Figure contents as structured data

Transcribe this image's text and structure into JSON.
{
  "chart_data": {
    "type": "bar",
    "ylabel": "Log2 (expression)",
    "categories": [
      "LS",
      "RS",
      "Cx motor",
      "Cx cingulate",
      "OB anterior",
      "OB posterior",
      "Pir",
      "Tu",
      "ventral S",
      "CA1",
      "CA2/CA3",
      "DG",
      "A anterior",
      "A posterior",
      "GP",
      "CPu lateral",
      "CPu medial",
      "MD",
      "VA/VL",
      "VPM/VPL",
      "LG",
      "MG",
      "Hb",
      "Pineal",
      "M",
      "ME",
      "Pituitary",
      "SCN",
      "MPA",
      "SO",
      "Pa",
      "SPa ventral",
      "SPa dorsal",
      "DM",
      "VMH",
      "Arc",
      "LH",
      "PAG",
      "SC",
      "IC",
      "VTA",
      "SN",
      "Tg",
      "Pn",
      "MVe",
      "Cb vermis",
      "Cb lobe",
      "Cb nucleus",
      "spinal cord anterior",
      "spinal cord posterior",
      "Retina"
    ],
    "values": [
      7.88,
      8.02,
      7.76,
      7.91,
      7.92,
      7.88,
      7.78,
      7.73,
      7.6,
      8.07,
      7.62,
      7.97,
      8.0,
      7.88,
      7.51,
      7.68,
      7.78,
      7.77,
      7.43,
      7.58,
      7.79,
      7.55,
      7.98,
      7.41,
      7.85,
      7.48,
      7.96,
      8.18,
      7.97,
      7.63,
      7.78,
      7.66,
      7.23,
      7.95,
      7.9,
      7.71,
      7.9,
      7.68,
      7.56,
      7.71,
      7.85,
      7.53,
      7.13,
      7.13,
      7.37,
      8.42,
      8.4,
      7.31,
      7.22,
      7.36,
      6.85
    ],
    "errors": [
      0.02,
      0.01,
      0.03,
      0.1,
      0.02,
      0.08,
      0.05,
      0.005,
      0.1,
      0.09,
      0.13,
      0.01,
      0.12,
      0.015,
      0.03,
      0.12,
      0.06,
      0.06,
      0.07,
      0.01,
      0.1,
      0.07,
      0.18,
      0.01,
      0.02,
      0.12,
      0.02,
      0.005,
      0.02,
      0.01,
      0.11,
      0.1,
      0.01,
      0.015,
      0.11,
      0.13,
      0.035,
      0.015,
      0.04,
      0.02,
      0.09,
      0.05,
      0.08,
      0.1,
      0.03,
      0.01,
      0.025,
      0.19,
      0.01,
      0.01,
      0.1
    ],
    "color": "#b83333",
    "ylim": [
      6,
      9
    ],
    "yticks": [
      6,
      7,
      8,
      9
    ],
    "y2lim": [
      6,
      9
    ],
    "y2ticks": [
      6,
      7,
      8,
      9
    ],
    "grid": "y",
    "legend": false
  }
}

__Given instruction__
Pick out the lines above containing the word "posterior", then copy them.

__Exercise response__
      "OB posterior",
      "A posterior",
      "spinal cord posterior",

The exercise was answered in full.